■ Stated exercise ■
Without skipping anything, write out each record below exactly.

··········

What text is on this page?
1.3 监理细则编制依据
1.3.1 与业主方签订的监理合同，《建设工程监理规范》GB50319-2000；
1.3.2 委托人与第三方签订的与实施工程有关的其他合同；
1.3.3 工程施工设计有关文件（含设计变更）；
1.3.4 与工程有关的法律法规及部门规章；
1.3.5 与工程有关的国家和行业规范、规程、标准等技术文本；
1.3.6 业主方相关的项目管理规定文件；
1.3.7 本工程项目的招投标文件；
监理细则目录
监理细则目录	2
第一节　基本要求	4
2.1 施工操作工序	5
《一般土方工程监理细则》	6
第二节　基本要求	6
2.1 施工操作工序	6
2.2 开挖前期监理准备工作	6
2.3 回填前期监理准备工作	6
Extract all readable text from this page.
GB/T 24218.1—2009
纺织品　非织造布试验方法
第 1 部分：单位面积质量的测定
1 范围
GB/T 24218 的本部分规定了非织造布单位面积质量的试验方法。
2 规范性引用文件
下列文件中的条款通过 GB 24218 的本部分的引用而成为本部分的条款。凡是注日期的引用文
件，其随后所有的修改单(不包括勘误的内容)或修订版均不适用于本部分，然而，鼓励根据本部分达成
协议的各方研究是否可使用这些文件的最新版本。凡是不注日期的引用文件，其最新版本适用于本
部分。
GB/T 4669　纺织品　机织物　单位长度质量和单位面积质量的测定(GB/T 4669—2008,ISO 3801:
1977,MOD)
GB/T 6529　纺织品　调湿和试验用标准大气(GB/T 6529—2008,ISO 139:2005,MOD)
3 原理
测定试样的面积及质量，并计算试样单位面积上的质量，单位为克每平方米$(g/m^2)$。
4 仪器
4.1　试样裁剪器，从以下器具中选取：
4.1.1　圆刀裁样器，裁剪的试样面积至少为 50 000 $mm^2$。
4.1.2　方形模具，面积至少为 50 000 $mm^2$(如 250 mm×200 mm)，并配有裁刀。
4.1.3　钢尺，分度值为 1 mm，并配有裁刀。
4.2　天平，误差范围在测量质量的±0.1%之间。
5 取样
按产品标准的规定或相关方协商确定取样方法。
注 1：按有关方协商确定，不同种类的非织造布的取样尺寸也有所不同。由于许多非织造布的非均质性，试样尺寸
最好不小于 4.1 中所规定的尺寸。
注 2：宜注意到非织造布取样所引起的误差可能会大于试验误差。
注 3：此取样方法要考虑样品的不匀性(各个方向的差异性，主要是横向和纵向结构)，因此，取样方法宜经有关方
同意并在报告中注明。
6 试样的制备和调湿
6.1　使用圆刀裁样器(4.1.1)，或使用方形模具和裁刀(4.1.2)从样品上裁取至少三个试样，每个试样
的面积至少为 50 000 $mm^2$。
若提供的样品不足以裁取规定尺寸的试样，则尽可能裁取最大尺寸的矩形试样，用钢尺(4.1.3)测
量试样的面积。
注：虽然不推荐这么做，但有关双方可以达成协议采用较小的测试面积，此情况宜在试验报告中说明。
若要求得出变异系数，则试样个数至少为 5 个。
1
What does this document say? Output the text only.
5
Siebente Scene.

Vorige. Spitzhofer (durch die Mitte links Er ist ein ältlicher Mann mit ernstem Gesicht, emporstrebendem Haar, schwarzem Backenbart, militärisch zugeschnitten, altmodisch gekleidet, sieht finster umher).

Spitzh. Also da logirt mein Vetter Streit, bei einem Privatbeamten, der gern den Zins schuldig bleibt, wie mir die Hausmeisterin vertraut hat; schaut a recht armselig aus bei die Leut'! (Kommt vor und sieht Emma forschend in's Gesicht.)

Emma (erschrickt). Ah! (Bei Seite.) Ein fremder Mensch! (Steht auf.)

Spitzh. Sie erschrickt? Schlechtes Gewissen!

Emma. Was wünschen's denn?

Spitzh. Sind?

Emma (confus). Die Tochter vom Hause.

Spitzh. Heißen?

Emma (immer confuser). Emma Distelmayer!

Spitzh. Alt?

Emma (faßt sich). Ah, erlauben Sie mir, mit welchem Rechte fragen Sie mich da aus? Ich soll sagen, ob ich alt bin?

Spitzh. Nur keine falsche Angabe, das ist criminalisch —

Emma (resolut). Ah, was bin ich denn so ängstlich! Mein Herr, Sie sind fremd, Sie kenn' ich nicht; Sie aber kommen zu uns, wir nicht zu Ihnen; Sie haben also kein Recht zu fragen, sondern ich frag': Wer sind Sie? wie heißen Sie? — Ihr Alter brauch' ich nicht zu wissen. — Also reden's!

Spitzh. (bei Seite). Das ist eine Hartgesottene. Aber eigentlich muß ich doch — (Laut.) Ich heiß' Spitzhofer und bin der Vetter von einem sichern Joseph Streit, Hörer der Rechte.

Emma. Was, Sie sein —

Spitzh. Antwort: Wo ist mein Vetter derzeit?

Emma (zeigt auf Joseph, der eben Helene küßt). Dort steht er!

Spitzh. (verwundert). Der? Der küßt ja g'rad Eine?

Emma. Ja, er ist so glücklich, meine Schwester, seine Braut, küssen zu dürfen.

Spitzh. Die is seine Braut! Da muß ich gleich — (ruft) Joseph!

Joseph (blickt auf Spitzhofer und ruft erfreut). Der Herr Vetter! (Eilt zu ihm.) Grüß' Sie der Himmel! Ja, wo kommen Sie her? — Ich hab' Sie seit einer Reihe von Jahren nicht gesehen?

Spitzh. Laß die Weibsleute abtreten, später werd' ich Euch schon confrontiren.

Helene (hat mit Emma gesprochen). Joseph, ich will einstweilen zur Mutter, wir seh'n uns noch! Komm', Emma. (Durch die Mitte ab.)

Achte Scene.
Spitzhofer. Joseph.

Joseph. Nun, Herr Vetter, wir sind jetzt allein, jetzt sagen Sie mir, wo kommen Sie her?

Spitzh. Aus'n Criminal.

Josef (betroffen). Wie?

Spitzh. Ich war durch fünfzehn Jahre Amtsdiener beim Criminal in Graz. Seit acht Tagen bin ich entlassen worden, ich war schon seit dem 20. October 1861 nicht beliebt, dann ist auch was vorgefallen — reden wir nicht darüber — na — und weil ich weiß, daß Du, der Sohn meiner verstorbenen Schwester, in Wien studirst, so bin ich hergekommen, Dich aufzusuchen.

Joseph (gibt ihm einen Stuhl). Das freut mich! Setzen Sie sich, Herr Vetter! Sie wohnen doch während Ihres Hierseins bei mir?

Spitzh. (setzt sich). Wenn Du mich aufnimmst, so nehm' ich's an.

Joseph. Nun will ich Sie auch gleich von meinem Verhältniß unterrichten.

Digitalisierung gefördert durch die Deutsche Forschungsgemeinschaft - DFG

··········

■ Solved problem ■
What text is on this page?
1.3 监理细则编制依据
1.3.1 与业主方签订的监理合同，《建设工程监理规范》GB50319-2000；
1.3.2 委托人与第三方签订的与实施工程有关的其他合同；
1.3.3 工程施工设计有关文件（含设计变更）；
1.3.4 与工程有关的法律法规及部门规章；
1.3.5 与工程有关的国家和行业规范、规程、标准等技术文本；
1.3.6 业主方相关的项目管理规定文件；
1.3.7 本工程项目的招投标文件；
监理细则目录
监理细则目录	2
第一节　基本要求	4
2.1 施工操作工序	5
《一般土方工程监理细则》	6
第二节　基本要求	6
2.1 施工操作工序	6
2.2 开挖前期监理准备工作	6
2.3 回填前期监理准备工作	6
Extract all readable text from this page.
GB/T 24218.1—2009
纺织品　非织造布试验方法
第 1 部分：单位面积质量的测定
1 范围
GB/T 24218 的本部分规定了非织造布单位面积质量的试验方法。
2 规范性引用文件
下列文件中的条款通过 GB 24218 的本部分的引用而成为本部分的条款。凡是注日期的引用文
件，其随后所有的修改单(不包括勘误的内容)或修订版均不适用于本部分，然而，鼓励根据本部分达成
协议的各方研究是否可使用这些文件的最新版本。凡是不注日期的引用文件，其最新版本适用于本
部分。
GB/T 4669　纺织品　机织物　单位长度质量和单位面积质量的测定(GB/T 4669—2008,ISO 3801:
1977,MOD)
GB/T 6529　纺织品　调湿和试验用标准大气(GB/T 6529—2008,ISO 139:2005,MOD)
3 原理
测定试样的面积及质量，并计算试样单位面积上的质量，单位为克每平方米$(g/m^2)$。
4 仪器
4.1　试样裁剪器，从以下器具中选取：
4.1.1　圆刀裁样器，裁剪的试样面积至少为 50 000 $mm^2$。
4.1.2　方形模具，面积至少为 50 000 $mm^2$(如 250 mm×200 mm)，并配有裁刀。
4.1.3　钢尺，分度值为 1 mm，并配有裁刀。
4.2　天平，误差范围在测量质量的±0.1%之间。
5 取样
按产品标准的规定或相关方协商确定取样方法。
注 1：按有关方协商确定，不同种类的非织造布的取样尺寸也有所不同。由于许多非织造布的非均质性，试样尺寸
最好不小于 4.1 中所规定的尺寸。
注 2：宜注意到非织造布取样所引起的误差可能会大于试验误差。
注 3：此取样方法要考虑样品的不匀性(各个方向的差异性，主要是横向和纵向结构)，因此，取样方法宜经有关方
同意并在报告中注明。
6 试样的制备和调湿
6.1　使用圆刀裁样器(4.1.1)，或使用方形模具和裁刀(4.1.2)从样品上裁取至少三个试样，每个试样
的面积至少为 50 000 $mm^2$。
若提供的样品不足以裁取规定尺寸的试样，则尽可能裁取最大尺寸的矩形试样，用钢尺(4.1.3)测
量试样的面积。
注：虽然不推荐这么做，但有关双方可以达成协议采用较小的测试面积，此情况宜在试验报告中说明。
若要求得出变异系数，则试样个数至少为 5 个。
1
What does this document say? Output the text only.
5
Siebente Scene.

Vorige. Spitzhofer (durch die Mitte links Er ist ein ältlicher Mann mit ernstem Gesicht, emporstrebendem Haar, schwarzem Backenbart, militärisch zugeschnitten, altmodisch gekleidet, sieht finster umher).

Spitzh. Also da logirt mein Vetter Streit, bei einem Privatbeamten, der gern den Zins schuldig bleibt, wie mir die Hausmeisterin vertraut hat; schaut a recht armselig aus bei die Leut'! (Kommt vor und sieht Emma forschend in's Gesicht.)

Emma (erschrickt). Ah! (Bei Seite.) Ein fremder Mensch! (Steht auf.)

Spitzh. Sie erschrickt? Schlechtes Gewissen!

Emma. Was wünschen's denn?

Spitzh. Sind?

Emma (confus). Die Tochter vom Hause.

Spitzh. Heißen?

Emma (immer confuser). Emma Distelmayer!

Spitzh. Alt?

Emma (faßt sich). Ah, erlauben Sie mir, mit welchem Rechte fragen Sie mich da aus? Ich soll sagen, ob ich alt bin?

Spitzh. Nur keine falsche Angabe, das ist criminalisch —

Emma (resolut). Ah, was bin ich denn so ängstlich! Mein Herr, Sie sind fremd, Sie kenn' ich nicht; Sie aber kommen zu uns, wir nicht zu Ihnen; Sie haben also kein Recht zu fragen, sondern ich frag': Wer sind Sie? wie heißen Sie? — Ihr Alter brauch' ich nicht zu wissen. — Also reden's!

Spitzh. (bei Seite). Das ist eine Hartgesottene. Aber eigentlich muß ich doch — (Laut.) Ich heiß' Spitzhofer und bin der Vetter von einem sichern Joseph Streit, Hörer der Rechte.

Emma. Was, Sie sein —

Spitzh. Antwort: Wo ist mein Vetter derzeit?

Emma (zeigt auf Joseph, der eben Helene küßt). Dort steht er!

Spitzh. (verwundert). Der? Der küßt ja g'rad Eine?

Emma. Ja, er ist so glücklich, meine Schwester, seine Braut, küssen zu dürfen.

Spitzh. Die is seine Braut! Da muß ich gleich — (ruft) Joseph!

Joseph (blickt auf Spitzhofer und ruft erfreut). Der Herr Vetter! (Eilt zu ihm.) Grüß' Sie der Himmel! Ja, wo kommen Sie her? — Ich hab' Sie seit einer Reihe von Jahren nicht gesehen?

Spitzh. Laß die Weibsleute abtreten, später werd' ich Euch schon confrontiren.

Helene (hat mit Emma gesprochen). Joseph, ich will einstweilen zur Mutter, wir seh'n uns noch! Komm', Emma. (Durch die Mitte ab.)

Achte Scene.
Spitzhofer. Joseph.

Joseph. Nun, Herr Vetter, wir sind jetzt allein, jetzt sagen Sie mir, wo kommen Sie her?

Spitzh. Aus'n Criminal.

Josef (betroffen). Wie?

Spitzh. Ich war durch fünfzehn Jahre Amtsdiener beim Criminal in Graz. Seit acht Tagen bin ich entlassen worden, ich war schon seit dem 20. October 1861 nicht beliebt, dann ist auch was vorgefallen — reden wir nicht darüber — na — und weil ich weiß, daß Du, der Sohn meiner verstorbenen Schwester, in Wien studirst, so bin ich hergekommen, Dich aufzusuchen.

Joseph (gibt ihm einen Stuhl). Das freut mich! Setzen Sie sich, Herr Vetter! Sie wohnen doch während Ihres Hierseins bei mir?

Spitzh. (setzt sich). Wenn Du mich aufnimmst, so nehm' ich's an.

Joseph. Nun will ich Sie auch gleich von meinem Verhältniß unterrichten.

Digitalisierung gefördert durch die Deutsche Forschungsgemeinschaft - DFG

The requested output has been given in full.